— Begin EXTRACTED INFORMATION —

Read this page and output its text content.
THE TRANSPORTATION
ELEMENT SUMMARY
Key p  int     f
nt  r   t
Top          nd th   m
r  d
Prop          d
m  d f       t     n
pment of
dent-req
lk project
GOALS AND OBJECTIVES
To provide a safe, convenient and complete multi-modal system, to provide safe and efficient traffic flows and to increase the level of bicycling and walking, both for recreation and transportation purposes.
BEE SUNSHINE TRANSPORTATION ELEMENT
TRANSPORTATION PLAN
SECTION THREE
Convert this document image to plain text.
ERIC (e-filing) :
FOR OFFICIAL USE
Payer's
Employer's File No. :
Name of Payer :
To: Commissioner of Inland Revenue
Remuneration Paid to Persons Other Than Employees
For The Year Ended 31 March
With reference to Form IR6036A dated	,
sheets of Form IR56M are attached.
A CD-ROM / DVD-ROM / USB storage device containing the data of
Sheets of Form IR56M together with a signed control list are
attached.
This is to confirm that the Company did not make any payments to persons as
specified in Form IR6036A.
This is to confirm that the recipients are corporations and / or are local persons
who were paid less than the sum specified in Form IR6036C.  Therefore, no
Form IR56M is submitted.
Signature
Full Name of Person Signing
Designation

— End EXTRACTED INFORMATION —

Print the entries exactly. Include every one.

Read this page and output its text content.
THE TRANSPORTATION
ELEMENT SUMMARY
Key p  int     f
nt  r   t
Top          nd th   m
r  d
Prop          d
m  d f       t     n
pment of
dent-req
lk project
GOALS AND OBJECTIVES
To provide a safe, convenient and complete multi-modal system, to provide safe and efficient traffic flows and to increase the level of bicycling and walking, both for recreation and transportation purposes.
BEE SUNSHINE TRANSPORTATION ELEMENT
TRANSPORTATION PLAN
SECTION THREE
Convert this document image to plain text.
ERIC (e-filing) :
FOR OFFICIAL USE
Payer's
Employer's File No. :
Name of Payer :
To: Commissioner of Inland Revenue
Remuneration Paid to Persons Other Than Employees
For The Year Ended 31 March
With reference to Form IR6036A dated	,
sheets of Form IR56M are attached.
A CD-ROM / DVD-ROM / USB storage device containing the data of
Sheets of Form IR56M together with a signed control list are
attached.
This is to confirm that the Company did not make any payments to persons as
specified in Form IR6036A.
This is to confirm that the recipients are corporations and / or are local persons
who were paid less than the sum specified in Form IR6036C.  Therefore, no
Form IR56M is submitted.
Signature
Full Name of Person Signing
Designation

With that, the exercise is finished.